Go through the entries below and copy each line containing the word "область".

Provided data:
══════
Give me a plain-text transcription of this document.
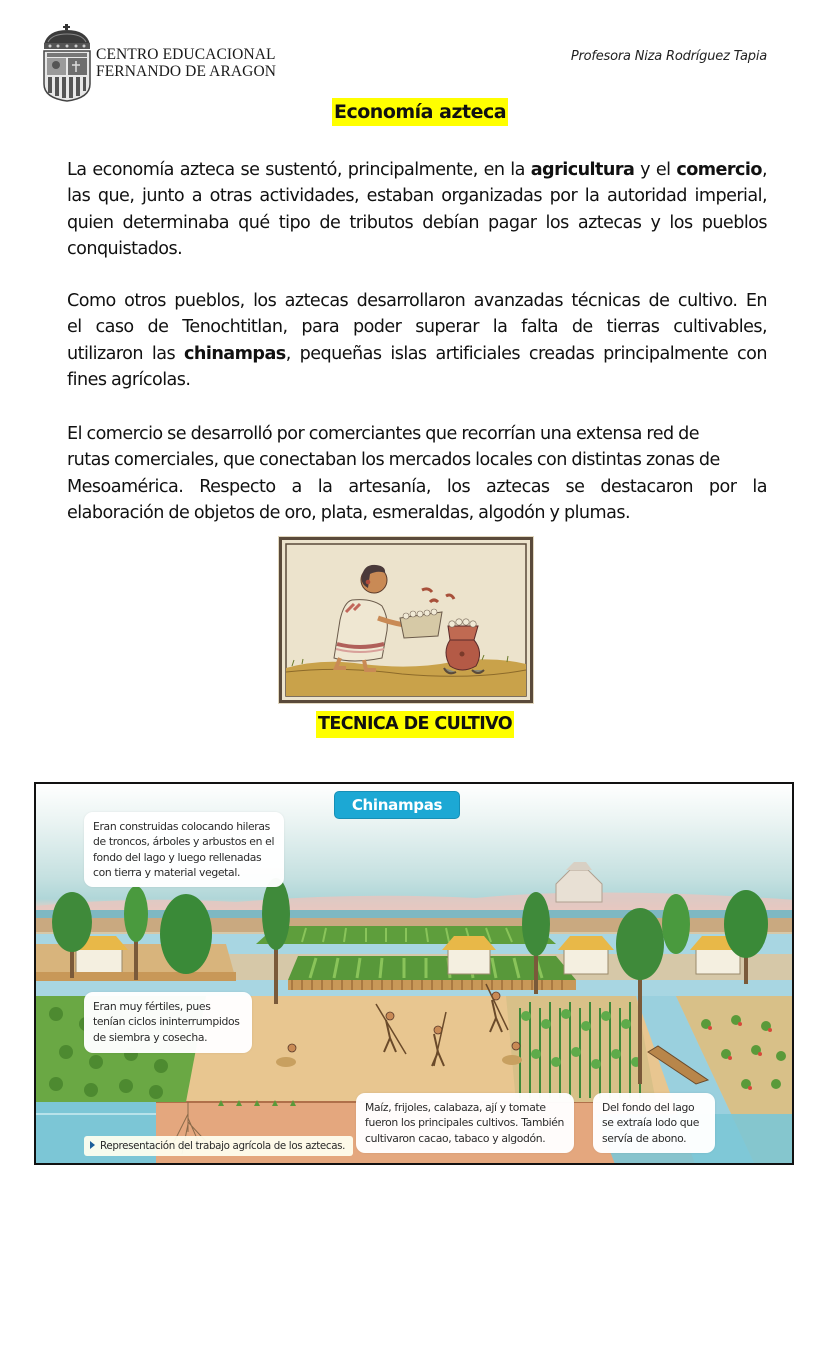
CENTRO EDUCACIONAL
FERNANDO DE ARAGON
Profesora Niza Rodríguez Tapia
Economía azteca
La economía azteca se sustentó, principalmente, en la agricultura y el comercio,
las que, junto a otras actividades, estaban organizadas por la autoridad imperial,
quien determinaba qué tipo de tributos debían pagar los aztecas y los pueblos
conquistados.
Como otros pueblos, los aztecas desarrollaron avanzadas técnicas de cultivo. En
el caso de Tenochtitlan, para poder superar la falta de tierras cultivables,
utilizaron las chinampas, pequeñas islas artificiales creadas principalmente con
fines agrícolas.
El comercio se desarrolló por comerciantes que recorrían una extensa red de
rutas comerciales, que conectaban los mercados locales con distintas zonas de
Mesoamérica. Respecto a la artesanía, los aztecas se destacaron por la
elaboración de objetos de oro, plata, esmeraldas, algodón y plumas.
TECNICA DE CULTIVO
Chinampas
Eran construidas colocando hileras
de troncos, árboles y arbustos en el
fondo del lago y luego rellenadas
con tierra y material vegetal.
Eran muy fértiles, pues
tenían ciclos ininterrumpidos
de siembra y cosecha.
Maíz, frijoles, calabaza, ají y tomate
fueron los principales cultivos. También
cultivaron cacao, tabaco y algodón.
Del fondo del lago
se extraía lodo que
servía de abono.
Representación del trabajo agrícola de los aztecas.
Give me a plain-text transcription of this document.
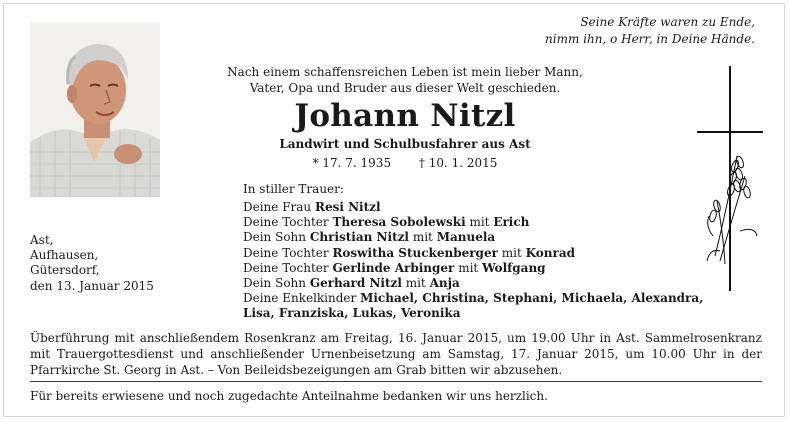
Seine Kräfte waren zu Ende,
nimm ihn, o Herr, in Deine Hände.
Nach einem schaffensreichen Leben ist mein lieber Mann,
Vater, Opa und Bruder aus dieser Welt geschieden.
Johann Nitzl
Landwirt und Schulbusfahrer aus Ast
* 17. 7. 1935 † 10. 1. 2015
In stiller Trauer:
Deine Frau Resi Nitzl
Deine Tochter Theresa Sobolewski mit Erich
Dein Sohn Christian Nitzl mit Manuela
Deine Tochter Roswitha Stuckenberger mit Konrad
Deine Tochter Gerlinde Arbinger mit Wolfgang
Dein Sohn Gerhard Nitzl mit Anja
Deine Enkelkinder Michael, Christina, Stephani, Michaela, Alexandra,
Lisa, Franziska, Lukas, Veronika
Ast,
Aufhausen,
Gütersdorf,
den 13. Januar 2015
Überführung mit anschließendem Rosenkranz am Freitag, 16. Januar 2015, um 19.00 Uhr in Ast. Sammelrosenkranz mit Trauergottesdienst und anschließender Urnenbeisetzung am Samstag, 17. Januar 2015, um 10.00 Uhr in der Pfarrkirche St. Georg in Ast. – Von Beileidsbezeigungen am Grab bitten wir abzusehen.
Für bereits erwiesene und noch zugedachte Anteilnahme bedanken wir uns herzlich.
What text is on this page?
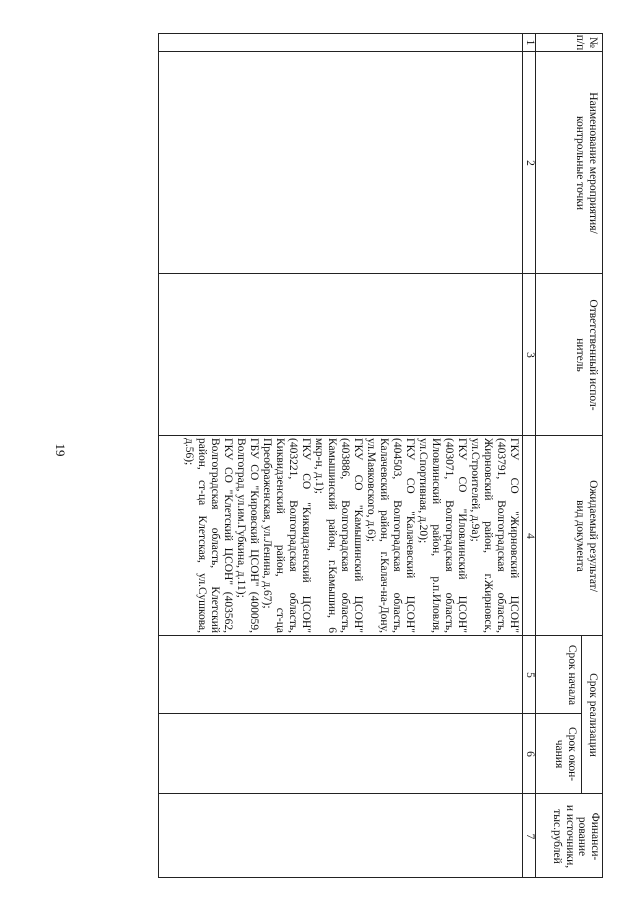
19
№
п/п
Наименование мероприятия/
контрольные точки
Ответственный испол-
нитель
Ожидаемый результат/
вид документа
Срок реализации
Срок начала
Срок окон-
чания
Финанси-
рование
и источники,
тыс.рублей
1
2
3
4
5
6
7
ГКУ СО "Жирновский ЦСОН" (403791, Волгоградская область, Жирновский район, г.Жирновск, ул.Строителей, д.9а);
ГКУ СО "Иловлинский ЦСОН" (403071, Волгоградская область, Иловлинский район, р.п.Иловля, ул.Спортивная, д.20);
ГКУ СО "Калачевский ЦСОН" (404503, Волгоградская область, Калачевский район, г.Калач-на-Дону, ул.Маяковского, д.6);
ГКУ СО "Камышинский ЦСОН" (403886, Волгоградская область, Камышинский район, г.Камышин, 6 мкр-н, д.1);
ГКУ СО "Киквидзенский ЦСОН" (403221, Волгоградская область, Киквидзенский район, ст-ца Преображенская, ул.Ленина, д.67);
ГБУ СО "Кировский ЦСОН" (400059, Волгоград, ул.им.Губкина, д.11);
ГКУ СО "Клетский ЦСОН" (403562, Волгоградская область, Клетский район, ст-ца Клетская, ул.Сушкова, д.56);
══════
Response below:
ГКУ СО "Жирновский ЦСОН" (403791, Волгоградская область, Жирновский район, г.Жирновск, ул.Строителей, д.9а);
ГКУ СО "Иловлинский ЦСОН" (403071, Волгоградская область, Иловлинский район, р.п.Иловля, ул.Спортивная, д.20);
ГКУ СО "Калачевский ЦСОН" (404503, Волгоградская область, Калачевский район, г.Калач-на-Дону, ул.Маяковского, д.6);
ГКУ СО "Камышинский ЦСОН" (403886, Волгоградская область, Камышинский район, г.Камышин, 6 мкр-н, д.1);
ГКУ СО "Киквидзенский ЦСОН" (403221, Волгоградская область, Киквидзенский район, ст-ца Преображенская, ул.Ленина, д.67);
ГКУ СО "Клетский ЦСОН" (403562, Волгоградская область, Клетский район, ст-ца Клетская, ул.Сушкова, д.56);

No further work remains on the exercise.